6. Eligibility and Participation.
Persons eligible to receive Awards under the Plan shall be such Employees and Directors selected by the Administrator. Eligibility for ISOs is limited to Employees of the Company or of a "parent corporation" or a "subsidiary corporation" of the Company as those terms are defined in Section 424 of the Code.
7. Terms and Conditions of Awards.
(i) Award Provisions. The Administrator will determine the terms of all Awards, subject to the limitations provided herein.
(ii) Transferability. No Award may be transferred other than by will or by the laws of descent and distribution, and during a Participant's lifetime an Award may be exercised only by him or her; provided, however, that the foregoing provisions shall not prohibit the transfer of an Award of Unrestricted Stock or, for periods after Restricted Stock ceases to be subject to restrictions requiring that it be redelivered or offered for sale to the Company if specified conditions are not satisfied, Restricted Stock.

■ Things to do:
(a) Write out everything in the award plan passage from "7. Terms and" down to "limitations provided herein.", switching "Administrator" to "Committee".
(b) Under the award plan passage, when may Restricted Stock be transferred despite the general limit on transfers? Answer in one to three sentences.
(c) Answer these questions from the award plan passage:
(i) Who selects the Employees and Directors eligible to receive Awards?
(ii) Eligibility for ISOs is limited to Employees of which entities?
(iii) During a Participant's lifetime, who may exercise an Award?

■ Given data:

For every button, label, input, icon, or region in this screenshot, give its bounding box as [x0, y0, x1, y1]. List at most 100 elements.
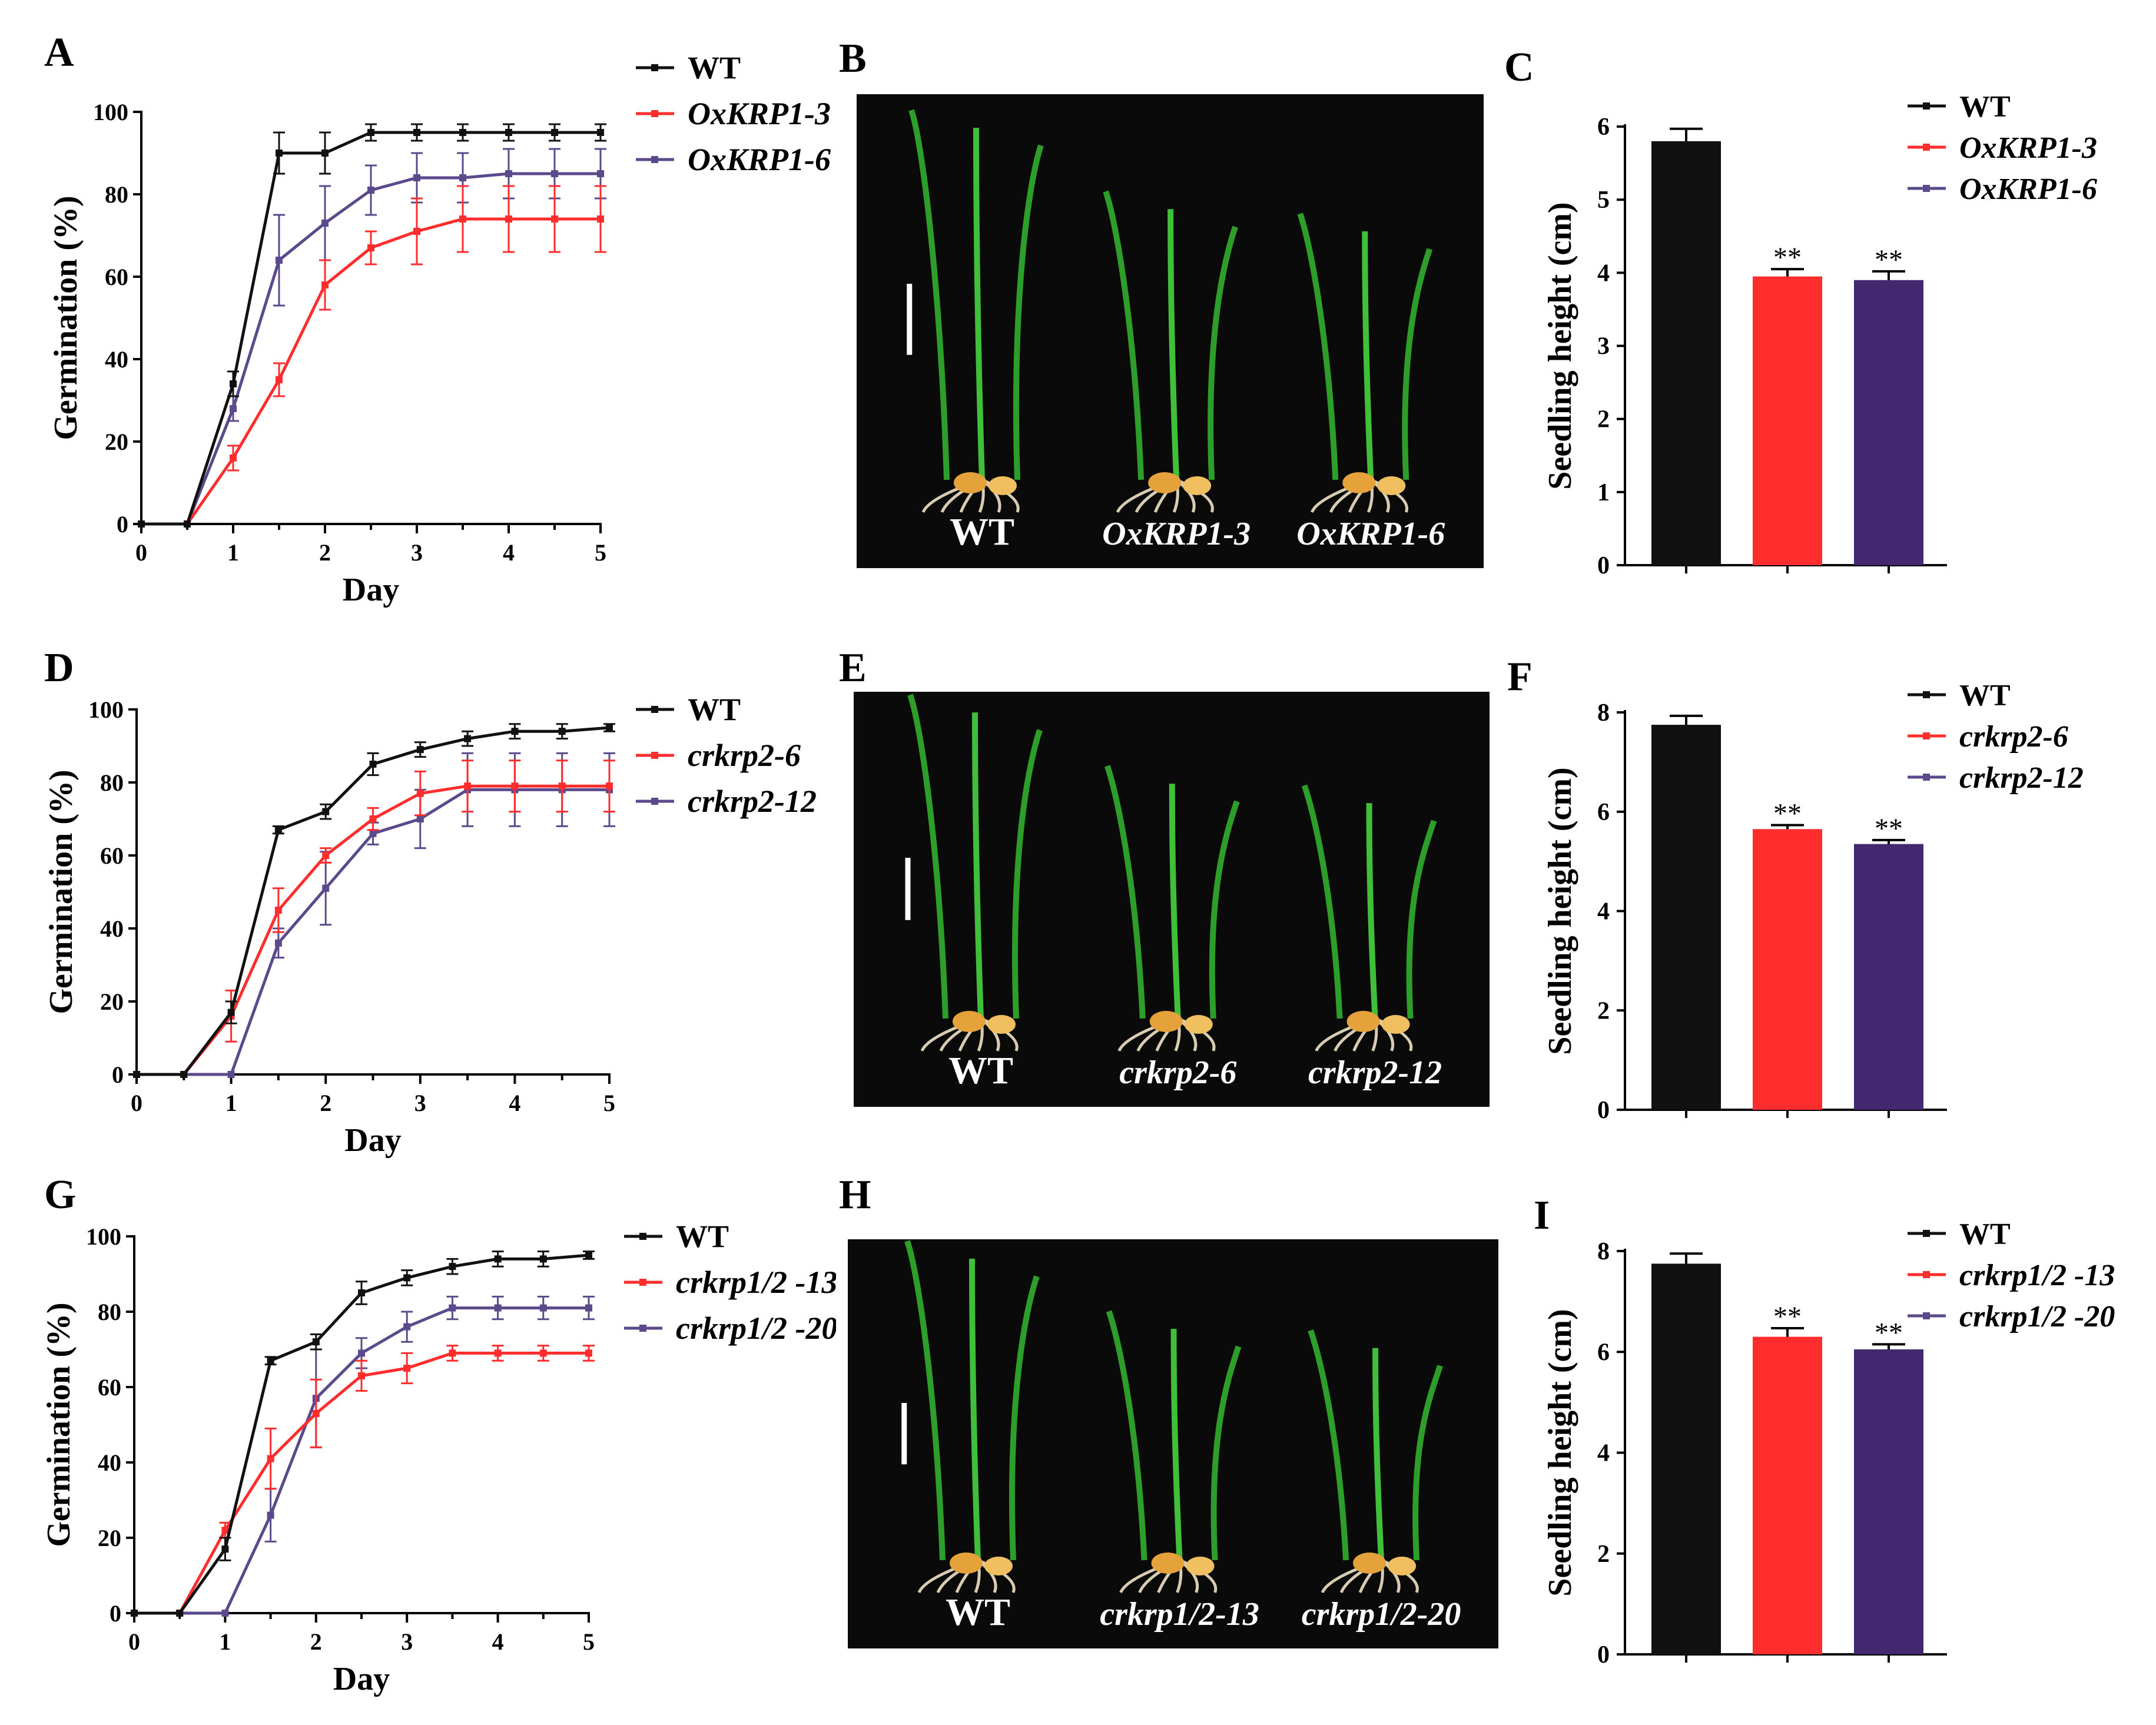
- seedling-shoot: [1208, 225, 1238, 480]
- legend-marker: [1923, 1312, 1930, 1319]
- data-point: [413, 174, 420, 181]
- seedling-shoot: [1012, 729, 1043, 1019]
- x-tick-label: 1: [227, 539, 239, 566]
- data-point: [221, 1527, 229, 1534]
- legend-marker: [1923, 1230, 1930, 1237]
- legend-marker: [1923, 144, 1930, 151]
- data-point: [505, 170, 512, 177]
- significance-label: **: [1875, 244, 1903, 276]
- data-point: [131, 1610, 138, 1617]
- data-point: [494, 1304, 502, 1312]
- x-tick-label: 0: [128, 1628, 140, 1655]
- seedling-shoot: [1103, 190, 1145, 480]
- seedling-shoot: [1366, 803, 1378, 1019]
- seed: [953, 1011, 986, 1032]
- data-point: [558, 782, 566, 790]
- seed: [984, 1557, 1013, 1575]
- x-tick-label: 0: [131, 1090, 142, 1116]
- data-point: [539, 1255, 547, 1263]
- y-tick-label: 0: [110, 1600, 121, 1627]
- seedling-shoot: [969, 1258, 981, 1561]
- bar: [1854, 1349, 1923, 1654]
- seedling-shoot: [1297, 213, 1339, 480]
- data-point: [138, 520, 145, 528]
- data-point: [369, 761, 377, 768]
- data-point: [551, 170, 558, 177]
- y-axis-title: Seedling height (cm): [1542, 1309, 1578, 1596]
- y-axis-title: Seedling height (cm): [1542, 202, 1578, 489]
- data-point: [322, 884, 330, 892]
- legend-marker: [639, 1325, 646, 1332]
- seedling-shoot: [904, 1240, 946, 1561]
- photo-genotype-label: crkrp1/2-13: [1100, 1596, 1259, 1633]
- y-tick-label: 60: [100, 842, 124, 869]
- data-point: [539, 1349, 547, 1357]
- bar-chart-f: 0 2 4 6 8 Seedling height (cm) ** ** WT crkrp2-6 c…: [1495, 648, 2156, 1177]
- seed: [1353, 1552, 1387, 1574]
- seedling-shoot: [1362, 231, 1374, 480]
- y-tick-label: 60: [98, 1374, 121, 1401]
- line-chart-g: 0 20 40 60 80 100 0 1 2 3 4 5 Day Germination (%) WT cr…: [0, 1177, 836, 1725]
- data-point: [133, 1071, 140, 1078]
- panel-label-h: H: [839, 1172, 871, 1218]
- bar-chart-i: 0 2 4 6 8 Seedling height (cm) ** ** WT crkrp1/2 …: [1495, 1177, 2156, 1725]
- x-tick-label: 5: [603, 1090, 615, 1116]
- y-tick-label: 40: [100, 915, 124, 942]
- photo-genotype-label: OxKRP1-6: [1296, 516, 1445, 552]
- seedling-shoot: [1106, 1310, 1147, 1561]
- data-point: [403, 1323, 411, 1331]
- legend-label: crkrp1/2 -13: [1959, 1259, 2115, 1292]
- panel-label-i: I: [1534, 1193, 1550, 1238]
- data-point: [322, 808, 330, 815]
- data-point: [597, 215, 604, 223]
- data-point: [449, 1349, 456, 1357]
- data-point: [276, 376, 283, 383]
- bar: [1753, 829, 1822, 1110]
- data-point: [267, 1357, 274, 1365]
- data-point: [369, 815, 377, 822]
- data-point: [403, 1274, 411, 1282]
- y-axis-title: Germination (%): [43, 769, 79, 1014]
- legend-marker: [639, 1279, 646, 1286]
- photo-genotype-label: crkrp2-12: [1308, 1054, 1442, 1091]
- data-point: [321, 150, 329, 157]
- bar: [1753, 1336, 1822, 1654]
- y-tick-label: 80: [98, 1299, 121, 1325]
- data-point: [358, 1289, 365, 1296]
- legend-marker: [1923, 691, 1930, 698]
- seedling-shoot: [907, 694, 948, 1019]
- series-line: [134, 1351, 589, 1615]
- data-point: [367, 129, 374, 136]
- legend-marker: [639, 1233, 646, 1240]
- data-point: [464, 735, 472, 742]
- photo-genotype-label: WT: [950, 510, 1014, 553]
- data-point: [416, 815, 424, 822]
- data-point: [276, 257, 283, 264]
- data-point: [558, 728, 566, 735]
- seed: [989, 476, 1017, 495]
- legend-label: crkrp2-6: [688, 738, 801, 773]
- bar: [1854, 844, 1923, 1110]
- seedling-shoot: [1402, 248, 1433, 480]
- photo-genotype-label: crkrp2-6: [1119, 1054, 1236, 1091]
- x-axis-title: Day: [333, 1661, 390, 1697]
- data-point: [413, 228, 420, 235]
- seedling-shoot: [972, 712, 984, 1019]
- data-point: [230, 380, 237, 387]
- y-tick-label: 0: [1597, 1641, 1610, 1668]
- data-point: [459, 215, 466, 223]
- seedling-photo-h: WT crkrp1/2-13 crkrp1/2-20: [848, 1239, 1498, 1648]
- data-point: [585, 1349, 592, 1357]
- seed: [1186, 1557, 1215, 1575]
- seedling-shoot: [973, 128, 985, 480]
- panel-label-e: E: [839, 645, 867, 691]
- data-point: [606, 782, 613, 790]
- data-point: [403, 1365, 411, 1372]
- photo-genotype-label: WT: [948, 1049, 1013, 1092]
- data-point: [551, 215, 558, 223]
- seedling-shoot: [1009, 1275, 1040, 1561]
- seedling-photo-b: WT OxKRP1-3 OxKRP1-6: [857, 94, 1484, 568]
- seedling-shoot: [1372, 1348, 1385, 1561]
- data-point: [322, 852, 330, 859]
- y-tick-label: 80: [100, 769, 124, 796]
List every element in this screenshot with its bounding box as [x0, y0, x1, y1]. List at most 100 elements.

■ Solutions to the tasks:
(a)
7. Terms and Conditions of Awards.
(i) Award Provisions. The Committee will determine the terms of all Awards, subject to the limitations provided herein.

(b) Restricted Stock may be transferred for periods after it stops being subject to restrictions that require it to be redelivered or offered for sale to the Company if specified conditions are not satisfied. Until then, the general limit applies, allowing transfer only by will or by the laws of descent and distribution.

(c)
(i) The Administrator.
(ii) The Company, or a "parent corporation" or "subsidiary corporation" of the Company as defined in Section 424 of the Code.
(iii) Only the Participant.